→ **Data section**:
——

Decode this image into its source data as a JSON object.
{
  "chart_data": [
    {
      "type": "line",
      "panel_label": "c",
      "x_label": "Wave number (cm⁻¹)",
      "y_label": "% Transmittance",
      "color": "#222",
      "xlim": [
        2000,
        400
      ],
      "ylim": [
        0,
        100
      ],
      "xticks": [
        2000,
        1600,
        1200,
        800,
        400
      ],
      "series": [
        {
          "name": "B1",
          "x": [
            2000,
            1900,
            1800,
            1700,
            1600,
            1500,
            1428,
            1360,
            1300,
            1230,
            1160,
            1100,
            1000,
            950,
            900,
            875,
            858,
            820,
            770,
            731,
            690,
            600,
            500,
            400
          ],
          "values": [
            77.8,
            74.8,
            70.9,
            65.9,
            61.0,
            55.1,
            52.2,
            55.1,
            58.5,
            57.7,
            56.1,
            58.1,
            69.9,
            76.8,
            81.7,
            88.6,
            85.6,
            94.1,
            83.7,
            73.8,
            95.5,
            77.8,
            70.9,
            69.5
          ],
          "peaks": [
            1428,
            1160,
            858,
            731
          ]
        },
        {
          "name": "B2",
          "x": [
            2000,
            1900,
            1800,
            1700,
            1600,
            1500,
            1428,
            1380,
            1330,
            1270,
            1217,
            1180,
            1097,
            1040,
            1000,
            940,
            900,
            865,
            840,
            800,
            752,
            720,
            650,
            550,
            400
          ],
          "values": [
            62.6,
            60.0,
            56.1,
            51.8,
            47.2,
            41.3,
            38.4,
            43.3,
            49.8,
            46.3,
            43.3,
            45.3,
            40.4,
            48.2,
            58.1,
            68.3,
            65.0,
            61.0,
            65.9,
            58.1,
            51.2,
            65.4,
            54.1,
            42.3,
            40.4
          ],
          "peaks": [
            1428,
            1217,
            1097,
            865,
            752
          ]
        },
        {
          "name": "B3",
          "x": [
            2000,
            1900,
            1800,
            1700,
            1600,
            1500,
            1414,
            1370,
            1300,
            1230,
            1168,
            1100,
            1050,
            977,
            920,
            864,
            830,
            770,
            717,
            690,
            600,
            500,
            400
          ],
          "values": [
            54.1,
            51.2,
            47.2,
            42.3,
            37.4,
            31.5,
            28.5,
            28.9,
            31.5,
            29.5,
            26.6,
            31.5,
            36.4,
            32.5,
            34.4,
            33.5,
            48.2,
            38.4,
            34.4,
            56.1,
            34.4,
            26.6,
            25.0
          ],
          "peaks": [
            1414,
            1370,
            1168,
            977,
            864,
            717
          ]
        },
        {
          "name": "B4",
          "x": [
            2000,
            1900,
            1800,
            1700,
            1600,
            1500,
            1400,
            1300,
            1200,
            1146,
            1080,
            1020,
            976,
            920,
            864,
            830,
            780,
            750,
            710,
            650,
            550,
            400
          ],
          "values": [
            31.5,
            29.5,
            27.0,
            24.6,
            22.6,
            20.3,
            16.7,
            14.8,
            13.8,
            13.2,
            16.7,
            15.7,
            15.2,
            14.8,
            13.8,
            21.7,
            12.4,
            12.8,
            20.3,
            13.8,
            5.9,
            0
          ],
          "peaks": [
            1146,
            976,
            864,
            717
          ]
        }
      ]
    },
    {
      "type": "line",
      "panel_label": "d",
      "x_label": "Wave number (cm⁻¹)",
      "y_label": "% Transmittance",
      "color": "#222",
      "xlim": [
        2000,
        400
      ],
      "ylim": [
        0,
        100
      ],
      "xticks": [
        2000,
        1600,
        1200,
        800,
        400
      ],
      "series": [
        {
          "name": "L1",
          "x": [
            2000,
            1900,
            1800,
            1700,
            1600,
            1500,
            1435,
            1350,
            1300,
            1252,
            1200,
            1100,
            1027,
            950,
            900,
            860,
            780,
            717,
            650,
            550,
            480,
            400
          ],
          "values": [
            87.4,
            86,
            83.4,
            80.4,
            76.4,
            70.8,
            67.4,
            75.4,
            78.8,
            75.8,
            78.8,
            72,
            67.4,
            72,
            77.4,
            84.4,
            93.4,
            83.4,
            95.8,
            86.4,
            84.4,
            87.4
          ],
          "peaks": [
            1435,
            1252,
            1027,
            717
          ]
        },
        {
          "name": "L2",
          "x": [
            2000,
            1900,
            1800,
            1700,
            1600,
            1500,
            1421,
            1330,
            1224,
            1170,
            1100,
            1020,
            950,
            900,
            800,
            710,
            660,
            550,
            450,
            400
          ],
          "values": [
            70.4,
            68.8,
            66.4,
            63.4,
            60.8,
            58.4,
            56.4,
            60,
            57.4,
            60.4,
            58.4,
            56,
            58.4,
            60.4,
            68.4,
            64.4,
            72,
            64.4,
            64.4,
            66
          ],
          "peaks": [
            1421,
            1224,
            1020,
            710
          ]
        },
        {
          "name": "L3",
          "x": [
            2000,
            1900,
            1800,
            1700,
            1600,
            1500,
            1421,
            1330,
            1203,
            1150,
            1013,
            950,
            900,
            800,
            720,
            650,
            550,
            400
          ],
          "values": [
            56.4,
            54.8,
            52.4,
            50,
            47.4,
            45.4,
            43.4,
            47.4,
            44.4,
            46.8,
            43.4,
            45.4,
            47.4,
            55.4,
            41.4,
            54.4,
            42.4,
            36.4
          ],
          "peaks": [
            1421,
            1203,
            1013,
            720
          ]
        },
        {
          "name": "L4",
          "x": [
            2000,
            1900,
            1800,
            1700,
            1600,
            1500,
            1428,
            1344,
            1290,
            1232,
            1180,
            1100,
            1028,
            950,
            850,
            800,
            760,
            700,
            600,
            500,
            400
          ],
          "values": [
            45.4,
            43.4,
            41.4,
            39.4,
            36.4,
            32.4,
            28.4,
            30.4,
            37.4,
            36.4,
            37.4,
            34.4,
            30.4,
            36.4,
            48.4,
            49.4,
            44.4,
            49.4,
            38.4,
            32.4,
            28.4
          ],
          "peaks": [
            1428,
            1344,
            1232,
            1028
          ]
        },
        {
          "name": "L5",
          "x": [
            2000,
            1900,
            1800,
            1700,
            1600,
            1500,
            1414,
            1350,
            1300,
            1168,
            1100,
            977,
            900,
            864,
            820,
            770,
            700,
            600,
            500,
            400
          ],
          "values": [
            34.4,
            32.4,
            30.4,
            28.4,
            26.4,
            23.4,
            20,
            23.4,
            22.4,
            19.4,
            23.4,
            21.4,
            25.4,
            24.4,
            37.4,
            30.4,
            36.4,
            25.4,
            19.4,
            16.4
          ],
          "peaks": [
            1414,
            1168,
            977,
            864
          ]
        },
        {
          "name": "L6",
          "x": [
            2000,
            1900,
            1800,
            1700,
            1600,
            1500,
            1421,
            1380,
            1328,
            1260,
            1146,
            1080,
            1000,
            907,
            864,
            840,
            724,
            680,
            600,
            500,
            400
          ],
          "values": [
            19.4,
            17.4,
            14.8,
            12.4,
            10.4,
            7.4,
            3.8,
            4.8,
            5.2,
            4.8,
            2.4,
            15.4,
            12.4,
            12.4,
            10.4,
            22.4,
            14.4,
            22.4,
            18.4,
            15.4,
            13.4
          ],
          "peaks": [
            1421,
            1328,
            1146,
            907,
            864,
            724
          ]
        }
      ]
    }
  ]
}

——

→ **Exercise task**: Provide an exact reproduction of all the entries shown above.

→ **Output of the task**:
Decode this image into its source data as a JSON object.
{
  "chart_data": [
    {
      "type": "line",
      "panel_label": "c",
      "x_label": "Wave number (cm⁻¹)",
      "y_label": "% Transmittance",
      "color": "#222",
      "xlim": [
        2000,
        400
      ],
      "ylim": [
        0,
        100
      ],
      "xticks": [
        2000,
        1600,
        1200,
        800,
        400
      ],
      "series": [
        {
          "name": "B1",
          "x": [
            2000,
            1900,
            1800,
            1700,
            1600,
            1500,
            1428,
            1360,
            1300,
            1230,
            1160,
            1100,
            1000,
            950,
            900,
            875,
            858,
            820,
            770,
            731,
            690,
            600,
            500,
            400
          ],
          "values": [
            77.8,
            74.8,
            70.9,
            65.9,
            61.0,
            55.1,
            52.2,
            55.1,
            58.5,
            57.7,
            56.1,
            58.1,
            69.9,
            76.8,
            81.7,
            88.6,
            85.6,
            94.1,
            83.7,
            73.8,
            95.5,
            77.8,
            70.9,
            69.5
          ],
          "peaks": [
            1428,
            1160,
            858,
            731
          ]
        },
        {
          "name": "B2",
          "x": [
            2000,
            1900,
            1800,
            1700,
            1600,
            1500,
            1428,
            1380,
            1330,
            1270,
            1217,
            1180,
            1097,
            1040,
            1000,
            940,
            900,
            865,
            840,
            800,
            752,
            720,
            650,
            550,
            400
          ],
          "values": [
            62.6,
            60.0,
            56.1,
            51.8,
            47.2,
            41.3,
            38.4,
            43.3,
            49.8,
            46.3,
            43.3,
            45.3,
            40.4,
            48.2,
            58.1,
            68.3,
            65.0,
            61.0,
            65.9,
            58.1,
            51.2,
            65.4,
            54.1,
            42.3,
            40.4
          ],
          "peaks": [
            1428,
            1217,
            1097,
            865,
            752
          ]
        },
        {
          "name": "B3",
          "x": [
            2000,
            1900,
            1800,
            1700,
            1600,
            1500,
            1414,
            1370,
            1300,
            1230,
            1168,
            1100,
            1050,
            977,
            920,
            864,
            830,
            770,
            717,
            690,
            600,
            500,
            400
          ],
          "values": [
            54.1,
            51.2,
            47.2,
            42.3,
            37.4,
            31.5,
            28.5,
            28.9,
            31.5,
            29.5,
            26.6,
            31.5,
            36.4,
            32.5,
            34.4,
            33.5,
            48.2,
            38.4,
            34.4,
            56.1,
            34.4,
            26.6,
            25.0
          ],
          "peaks": [
            1414,
            1370,
            1168,
            977,
            864,
            717
          ]
        },
        {
          "name": "B4",
          "x": [
            2000,
            1900,
            1800,
            1700,
            1600,
            1500,
            1400,
            1300,
            1200,
            1146,
            1080,
            1020,
            976,
            920,
            864,
            830,
            780,
            750,
            710,
            650,
            550,
            400
          ],
          "values": [
            31.5,
            29.5,
            27.0,
            24.6,
            22.6,
            20.3,
            16.7,
            14.8,
            13.8,
            13.2,
            16.7,
            15.7,
            15.2,
            14.8,
            13.8,
            21.7,
            12.4,
            12.8,
            20.3,
            13.8,
            5.9,
            0
          ],
          "peaks": [
            1146,
            976,
            864,
            717
          ]
        }
      ]
    },
    {
      "type": "line",
      "panel_label": "d",
      "x_label": "Wave number (cm⁻¹)",
      "y_label": "% Transmittance",
      "color": "#222",
      "xlim": [
        2000,
        400
      ],
      "ylim": [
        0,
        100
      ],
      "xticks": [
        2000,
        1600,
        1200,
        800,
        400
      ],
      "series": [
        {
          "name": "L1",
          "x": [
            2000,
            1900,
            1800,
            1700,
            1600,
            1500,
            1435,
            1350,
            1300,
            1252,
            1200,
            1100,
            1027,
            950,
            900,
            860,
            780,
            717,
            650,
            550,
            480,
            400
          ],
          "values": [
            87.4,
            86,
            83.4,
            80.4,
            76.4,
            70.8,
            67.4,
            75.4,
            78.8,
            75.8,
            78.8,
            72,
            67.4,
            72,
            77.4,
            84.4,
            93.4,
            83.4,
            95.8,
            86.4,
            84.4,
            87.4
          ],
          "peaks": [
            1435,
            1252,
            1027,
            717
          ]
        },
        {
          "name": "L2",
          "x": [
            2000,
            1900,
            1800,
            1700,
            1600,
            1500,
            1421,
            1330,
            1224,
            1170,
            1100,
            1020,
            950,
            900,
            800,
            710,
            660,
            550,
            450,
            400
          ],
          "values": [
            70.4,
            68.8,
            66.4,
            63.4,
            60.8,
            58.4,
            56.4,
            60,
            57.4,
            60.4,
            58.4,
            56,
            58.4,
            60.4,
            68.4,
            64.4,
            72,
            64.4,
            64.4,
            66
          ],
          "peaks": [
            1421,
            1224,
            1020,
            710
          ]
        },
        {
          "name": "L3",
          "x": [
            2000,
            1900,
            1800,
            1700,
            1600,
            1500,
            1421,
            1330,
            1203,
            1150,
            1013,
            950,
            900,
            800,
            720,
            650,
            550,
            400
          ],
          "values": [
            56.4,
            54.8,
            52.4,
            50,
            47.4,
            45.4,
            43.4,
            47.4,
            44.4,
            46.8,
            43.4,
            45.4,
            47.4,
            55.4,
            41.4,
            54.4,
            42.4,
            36.4
          ],
          "peaks": [
            1421,
            1203,
            1013,
            720
          ]
        },
        {
          "name": "L4",
          "x": [
            2000,
            1900,
            1800,
            1700,
            1600,
            1500,
            1428,
            1344,
            1290,
            1232,
            1180,
            1100,
            1028,
            950,
            850,
            800,
            760,
            700,
            600,
            500,
            400
          ],
          "values": [
            45.4,
            43.4,
            41.4,
            39.4,
            36.4,
            32.4,
            28.4,
            30.4,
            37.4,
            36.4,
            37.4,
            34.4,
            30.4,
            36.4,
            48.4,
            49.4,
            44.4,
            49.4,
            38.4,
            32.4,
            28.4
          ],
          "peaks": [
            1428,
            1344,
            1232,
            1028
          ]
        },
        {
          "name": "L5",
          "x": [
            2000,
            1900,
            1800,
            1700,
            1600,
            1500,
            1414,
            1350,
            1300,
            1168,
            1100,
            977,
            900,
            864,
            820,
            770,
            700,
            600,
            500,
            400
          ],
          "values": [
            34.4,
            32.4,
            30.4,
            28.4,
            26.4,
            23.4,
            20,
            23.4,
            22.4,
            19.4,
            23.4,
            21.4,
            25.4,
            24.4,
            37.4,
            30.4,
            36.4,
            25.4,
            19.4,
            16.4
          ],
          "peaks": [
            1414,
            1168,
            977,
            864
          ]
        },
        {
          "name": "L6",
          "x": [
            2000,
            1900,
            1800,
            1700,
            1600,
            1500,
            1421,
            1380,
            1328,
            1260,
            1146,
            1080,
            1000,
            907,
            864,
            840,
            724,
            680,
            600,
            500,
            400
          ],
          "values": [
            19.4,
            17.4,
            14.8,
            12.4,
            10.4,
            7.4,
            3.8,
            4.8,
            5.2,
            4.8,
            2.4,
            15.4,
            12.4,
            12.4,
            10.4,
            22.4,
            14.4,
            22.4,
            18.4,
            15.4,
            13.4
          ],
          "peaks": [
            1421,
            1328,
            1146,
            907,
            864,
            724
          ]
        }
      ]
    }
  ]
}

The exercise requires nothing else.